_Exercise prompt_. Copy out every record below exactly as written, but leave out any pictures.

─── Task data ───

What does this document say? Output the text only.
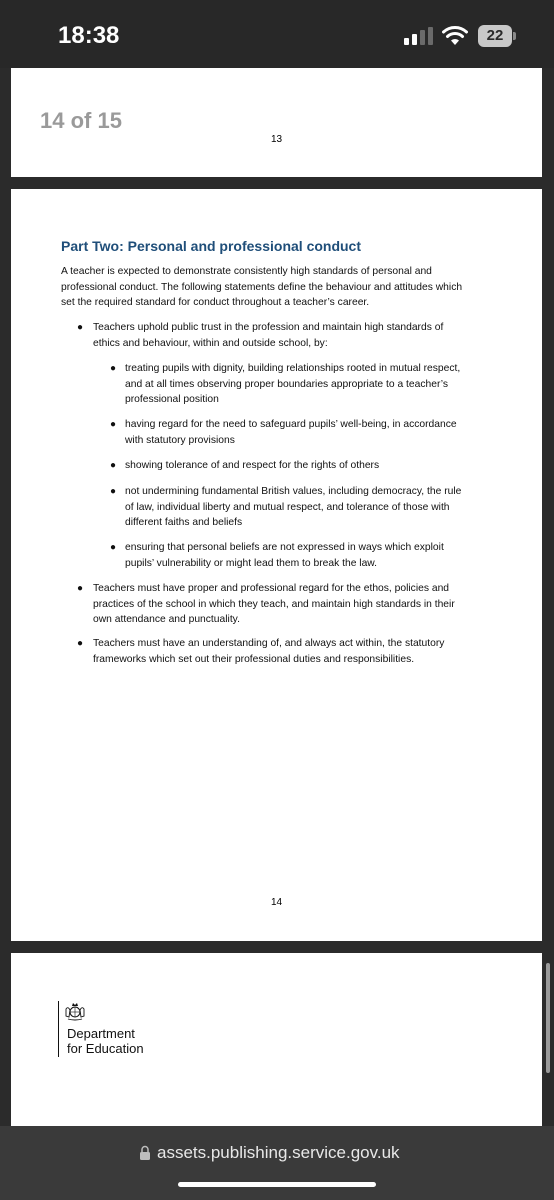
18:38	22
14 of 15
13
Part Two: Personal and professional conduct
A teacher is expected to demonstrate consistently high standards of personal and
professional conduct. The following statements define the behaviour and attitudes which
set the required standard for conduct throughout a teacher’s career.
● Teachers uphold public trust in the profession and maintain high standards of
ethics and behaviour, within and outside school, by:
● treating pupils with dignity, building relationships rooted in mutual respect,
and at all times observing proper boundaries appropriate to a teacher’s
professional position
● having regard for the need to safeguard pupils’ well-being, in accordance
with statutory provisions
● showing tolerance of and respect for the rights of others
● not undermining fundamental British values, including democracy, the rule
of law, individual liberty and mutual respect, and tolerance of those with
different faiths and beliefs
● ensuring that personal beliefs are not expressed in ways which exploit
pupils’ vulnerability or might lead them to break the law.
● Teachers must have proper and professional regard for the ethos, policies and
practices of the school in which they teach, and maintain high standards in their
own attendance and punctuality.
● Teachers must have an understanding of, and always act within, the statutory
frameworks which set out their professional duties and responsibilities.
14
Department
for Education
assets.publishing.service.gov.uk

───

_Answer to the problem_.
What does this document say? Output the text only.
18:38	22
14 of 15
13
Part Two: Personal and professional conduct
A teacher is expected to demonstrate consistently high standards of personal and
professional conduct. The following statements define the behaviour and attitudes which
set the required standard for conduct throughout a teacher’s career.
● Teachers uphold public trust in the profession and maintain high standards of
ethics and behaviour, within and outside school, by:
● treating pupils with dignity, building relationships rooted in mutual respect,
and at all times observing proper boundaries appropriate to a teacher’s
professional position
● having regard for the need to safeguard pupils’ well-being, in accordance
with statutory provisions
● showing tolerance of and respect for the rights of others
● not undermining fundamental British values, including democracy, the rule
of law, individual liberty and mutual respect, and tolerance of those with
different faiths and beliefs
● ensuring that personal beliefs are not expressed in ways which exploit
pupils’ vulnerability or might lead them to break the law.
● Teachers must have proper and professional regard for the ethos, policies and
practices of the school in which they teach, and maintain high standards in their
own attendance and punctuality.
● Teachers must have an understanding of, and always act within, the statutory
frameworks which set out their professional duties and responsibilities.
14
Department
for Education
assets.publishing.service.gov.uk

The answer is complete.